> Written exercise: List every line below containing "CHEESY".

> Source material:

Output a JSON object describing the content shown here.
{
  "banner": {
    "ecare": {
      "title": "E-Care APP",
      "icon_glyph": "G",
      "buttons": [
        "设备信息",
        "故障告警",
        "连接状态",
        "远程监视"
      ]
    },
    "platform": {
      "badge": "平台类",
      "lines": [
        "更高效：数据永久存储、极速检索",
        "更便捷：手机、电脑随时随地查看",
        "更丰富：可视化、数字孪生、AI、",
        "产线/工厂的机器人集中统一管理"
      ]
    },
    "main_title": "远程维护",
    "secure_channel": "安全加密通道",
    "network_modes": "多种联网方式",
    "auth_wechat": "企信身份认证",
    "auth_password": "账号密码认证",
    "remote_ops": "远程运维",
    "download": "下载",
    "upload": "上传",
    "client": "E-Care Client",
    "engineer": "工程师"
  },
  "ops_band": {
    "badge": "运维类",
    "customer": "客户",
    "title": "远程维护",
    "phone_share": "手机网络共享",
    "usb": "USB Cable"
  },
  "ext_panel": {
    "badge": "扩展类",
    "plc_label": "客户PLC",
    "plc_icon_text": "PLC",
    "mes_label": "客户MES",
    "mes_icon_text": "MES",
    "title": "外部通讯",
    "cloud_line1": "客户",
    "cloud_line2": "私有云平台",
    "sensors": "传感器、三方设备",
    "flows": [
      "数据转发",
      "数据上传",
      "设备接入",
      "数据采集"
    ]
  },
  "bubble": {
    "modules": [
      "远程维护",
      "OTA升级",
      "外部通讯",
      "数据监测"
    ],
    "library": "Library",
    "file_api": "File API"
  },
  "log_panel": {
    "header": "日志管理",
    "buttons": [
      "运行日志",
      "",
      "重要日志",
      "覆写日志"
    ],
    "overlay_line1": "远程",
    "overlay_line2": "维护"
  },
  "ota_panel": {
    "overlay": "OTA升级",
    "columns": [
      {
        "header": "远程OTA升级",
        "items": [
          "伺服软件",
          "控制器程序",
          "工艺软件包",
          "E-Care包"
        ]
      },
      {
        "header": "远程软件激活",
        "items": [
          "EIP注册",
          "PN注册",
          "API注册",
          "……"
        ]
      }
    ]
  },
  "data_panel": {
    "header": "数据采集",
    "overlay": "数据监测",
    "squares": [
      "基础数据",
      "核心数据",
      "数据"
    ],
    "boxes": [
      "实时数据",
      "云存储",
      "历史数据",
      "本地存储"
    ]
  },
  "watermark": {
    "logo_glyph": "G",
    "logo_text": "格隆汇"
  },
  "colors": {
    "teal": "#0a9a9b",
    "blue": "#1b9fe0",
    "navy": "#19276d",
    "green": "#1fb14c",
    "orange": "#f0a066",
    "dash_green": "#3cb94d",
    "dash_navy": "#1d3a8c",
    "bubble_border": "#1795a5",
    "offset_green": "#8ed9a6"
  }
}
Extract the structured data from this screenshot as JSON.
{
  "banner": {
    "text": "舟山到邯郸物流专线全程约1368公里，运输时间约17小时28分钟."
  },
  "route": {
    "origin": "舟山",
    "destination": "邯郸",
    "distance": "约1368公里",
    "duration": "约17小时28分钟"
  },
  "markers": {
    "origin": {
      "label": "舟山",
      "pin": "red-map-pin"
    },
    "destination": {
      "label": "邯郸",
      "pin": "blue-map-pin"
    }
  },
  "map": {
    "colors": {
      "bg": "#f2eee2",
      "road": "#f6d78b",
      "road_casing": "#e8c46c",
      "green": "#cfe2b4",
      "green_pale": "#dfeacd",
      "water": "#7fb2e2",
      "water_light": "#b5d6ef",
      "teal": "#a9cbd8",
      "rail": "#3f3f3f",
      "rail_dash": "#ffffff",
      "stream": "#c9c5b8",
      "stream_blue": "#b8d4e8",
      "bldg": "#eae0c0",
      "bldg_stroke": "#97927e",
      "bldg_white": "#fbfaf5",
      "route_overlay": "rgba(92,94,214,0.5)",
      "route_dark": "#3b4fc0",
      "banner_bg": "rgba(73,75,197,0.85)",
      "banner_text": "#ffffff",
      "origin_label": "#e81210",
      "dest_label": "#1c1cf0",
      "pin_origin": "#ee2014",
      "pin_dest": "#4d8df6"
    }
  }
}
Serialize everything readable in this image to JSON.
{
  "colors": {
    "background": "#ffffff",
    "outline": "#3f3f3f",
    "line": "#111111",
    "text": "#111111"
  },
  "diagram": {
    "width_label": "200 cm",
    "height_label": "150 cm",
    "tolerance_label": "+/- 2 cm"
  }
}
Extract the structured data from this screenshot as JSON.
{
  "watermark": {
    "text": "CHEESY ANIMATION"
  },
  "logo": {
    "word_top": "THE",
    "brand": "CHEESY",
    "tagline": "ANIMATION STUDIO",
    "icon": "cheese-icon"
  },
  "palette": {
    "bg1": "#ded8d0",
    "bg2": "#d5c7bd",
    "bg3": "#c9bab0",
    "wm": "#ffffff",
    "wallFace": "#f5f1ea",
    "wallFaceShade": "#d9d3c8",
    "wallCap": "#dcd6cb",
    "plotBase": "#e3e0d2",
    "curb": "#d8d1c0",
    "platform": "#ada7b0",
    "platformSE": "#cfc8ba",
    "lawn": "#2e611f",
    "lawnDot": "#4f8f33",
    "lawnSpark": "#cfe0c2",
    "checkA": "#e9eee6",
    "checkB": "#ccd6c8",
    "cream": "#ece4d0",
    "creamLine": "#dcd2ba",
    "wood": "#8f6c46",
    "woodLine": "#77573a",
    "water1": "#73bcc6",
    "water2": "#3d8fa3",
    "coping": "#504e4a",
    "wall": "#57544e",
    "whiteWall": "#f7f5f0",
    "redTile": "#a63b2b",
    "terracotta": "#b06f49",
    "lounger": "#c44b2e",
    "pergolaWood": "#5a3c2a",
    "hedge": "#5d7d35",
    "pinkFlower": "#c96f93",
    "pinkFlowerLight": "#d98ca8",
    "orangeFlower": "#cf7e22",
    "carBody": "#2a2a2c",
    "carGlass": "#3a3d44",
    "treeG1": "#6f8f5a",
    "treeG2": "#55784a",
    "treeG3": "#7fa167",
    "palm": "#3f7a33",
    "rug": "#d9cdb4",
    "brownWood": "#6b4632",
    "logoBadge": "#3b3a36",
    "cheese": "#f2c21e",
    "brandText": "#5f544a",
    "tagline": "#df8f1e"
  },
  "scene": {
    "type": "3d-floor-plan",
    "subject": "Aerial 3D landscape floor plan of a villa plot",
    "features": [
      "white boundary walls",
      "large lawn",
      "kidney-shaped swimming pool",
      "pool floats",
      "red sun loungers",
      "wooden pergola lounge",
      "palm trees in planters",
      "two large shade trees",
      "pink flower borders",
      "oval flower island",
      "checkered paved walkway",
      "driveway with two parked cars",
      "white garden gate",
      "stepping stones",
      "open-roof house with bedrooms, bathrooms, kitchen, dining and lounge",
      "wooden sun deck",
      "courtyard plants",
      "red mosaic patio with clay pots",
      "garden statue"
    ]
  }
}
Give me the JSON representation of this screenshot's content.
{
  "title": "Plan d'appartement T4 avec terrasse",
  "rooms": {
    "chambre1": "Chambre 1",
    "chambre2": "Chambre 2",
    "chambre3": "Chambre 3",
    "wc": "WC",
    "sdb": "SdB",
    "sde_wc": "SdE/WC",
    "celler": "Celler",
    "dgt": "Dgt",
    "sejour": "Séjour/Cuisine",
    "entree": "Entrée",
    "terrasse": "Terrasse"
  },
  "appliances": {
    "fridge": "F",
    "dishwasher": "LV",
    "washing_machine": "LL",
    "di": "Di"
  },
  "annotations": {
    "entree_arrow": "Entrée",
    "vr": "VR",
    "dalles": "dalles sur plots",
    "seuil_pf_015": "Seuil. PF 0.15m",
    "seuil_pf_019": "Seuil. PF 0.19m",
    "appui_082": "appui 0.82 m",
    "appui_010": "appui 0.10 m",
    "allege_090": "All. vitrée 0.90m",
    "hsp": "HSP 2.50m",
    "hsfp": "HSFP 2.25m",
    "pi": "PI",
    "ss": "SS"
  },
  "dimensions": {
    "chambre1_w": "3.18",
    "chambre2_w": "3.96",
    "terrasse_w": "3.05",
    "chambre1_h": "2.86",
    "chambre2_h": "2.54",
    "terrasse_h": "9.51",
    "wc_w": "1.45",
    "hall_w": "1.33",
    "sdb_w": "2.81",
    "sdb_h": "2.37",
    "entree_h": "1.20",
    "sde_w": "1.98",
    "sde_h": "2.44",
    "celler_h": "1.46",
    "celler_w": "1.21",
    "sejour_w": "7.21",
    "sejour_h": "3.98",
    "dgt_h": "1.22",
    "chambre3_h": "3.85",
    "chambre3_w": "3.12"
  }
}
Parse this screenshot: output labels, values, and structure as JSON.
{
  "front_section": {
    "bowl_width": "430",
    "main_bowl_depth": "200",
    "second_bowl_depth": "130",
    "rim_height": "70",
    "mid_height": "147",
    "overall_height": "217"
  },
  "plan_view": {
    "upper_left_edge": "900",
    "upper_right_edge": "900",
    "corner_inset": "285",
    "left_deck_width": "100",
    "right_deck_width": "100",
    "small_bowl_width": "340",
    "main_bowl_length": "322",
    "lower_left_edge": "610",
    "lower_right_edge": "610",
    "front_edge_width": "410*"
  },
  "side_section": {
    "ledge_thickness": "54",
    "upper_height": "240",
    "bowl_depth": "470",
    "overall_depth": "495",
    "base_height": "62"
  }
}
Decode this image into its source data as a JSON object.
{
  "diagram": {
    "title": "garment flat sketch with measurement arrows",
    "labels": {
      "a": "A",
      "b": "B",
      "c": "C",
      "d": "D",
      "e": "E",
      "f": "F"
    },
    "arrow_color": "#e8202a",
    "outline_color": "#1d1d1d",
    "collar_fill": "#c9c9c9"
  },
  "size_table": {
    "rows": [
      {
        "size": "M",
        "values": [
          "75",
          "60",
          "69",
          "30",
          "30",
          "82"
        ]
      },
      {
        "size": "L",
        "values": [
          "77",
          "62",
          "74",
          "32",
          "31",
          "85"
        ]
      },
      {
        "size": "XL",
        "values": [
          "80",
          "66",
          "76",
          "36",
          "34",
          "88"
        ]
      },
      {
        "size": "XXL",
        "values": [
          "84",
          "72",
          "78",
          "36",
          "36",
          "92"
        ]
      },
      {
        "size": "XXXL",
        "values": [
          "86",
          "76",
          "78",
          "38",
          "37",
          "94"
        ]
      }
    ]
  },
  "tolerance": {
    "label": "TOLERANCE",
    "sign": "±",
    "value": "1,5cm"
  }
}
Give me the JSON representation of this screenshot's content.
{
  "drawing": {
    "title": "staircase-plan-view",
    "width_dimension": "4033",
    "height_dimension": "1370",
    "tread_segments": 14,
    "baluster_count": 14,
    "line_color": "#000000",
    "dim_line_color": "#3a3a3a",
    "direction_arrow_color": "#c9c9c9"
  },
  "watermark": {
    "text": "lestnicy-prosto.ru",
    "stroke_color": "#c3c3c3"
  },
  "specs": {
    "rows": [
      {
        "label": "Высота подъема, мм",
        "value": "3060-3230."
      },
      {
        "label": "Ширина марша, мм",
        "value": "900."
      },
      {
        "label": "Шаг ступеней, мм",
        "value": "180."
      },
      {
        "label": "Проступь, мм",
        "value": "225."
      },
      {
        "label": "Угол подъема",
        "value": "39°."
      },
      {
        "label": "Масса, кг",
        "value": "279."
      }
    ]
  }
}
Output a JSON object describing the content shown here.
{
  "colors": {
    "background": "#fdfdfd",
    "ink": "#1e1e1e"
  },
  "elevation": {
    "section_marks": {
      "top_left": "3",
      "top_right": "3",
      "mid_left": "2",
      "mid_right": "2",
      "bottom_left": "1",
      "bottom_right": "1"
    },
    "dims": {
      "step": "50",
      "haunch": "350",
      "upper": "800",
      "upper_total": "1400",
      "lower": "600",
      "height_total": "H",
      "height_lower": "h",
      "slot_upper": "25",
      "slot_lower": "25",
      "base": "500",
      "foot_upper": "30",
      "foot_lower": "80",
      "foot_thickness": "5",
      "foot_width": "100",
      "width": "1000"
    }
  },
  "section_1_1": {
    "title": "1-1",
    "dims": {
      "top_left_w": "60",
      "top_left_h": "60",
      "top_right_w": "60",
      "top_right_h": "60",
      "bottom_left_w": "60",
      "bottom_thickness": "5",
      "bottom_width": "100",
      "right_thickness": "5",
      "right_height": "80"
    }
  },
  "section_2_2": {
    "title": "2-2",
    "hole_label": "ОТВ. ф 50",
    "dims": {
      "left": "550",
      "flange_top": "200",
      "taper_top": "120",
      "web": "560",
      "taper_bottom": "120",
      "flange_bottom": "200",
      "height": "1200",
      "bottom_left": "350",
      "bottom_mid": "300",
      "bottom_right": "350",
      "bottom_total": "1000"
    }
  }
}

> Reply to the task:
    "text": "CHEESY ANIMATION"
    "brand": "CHEESY",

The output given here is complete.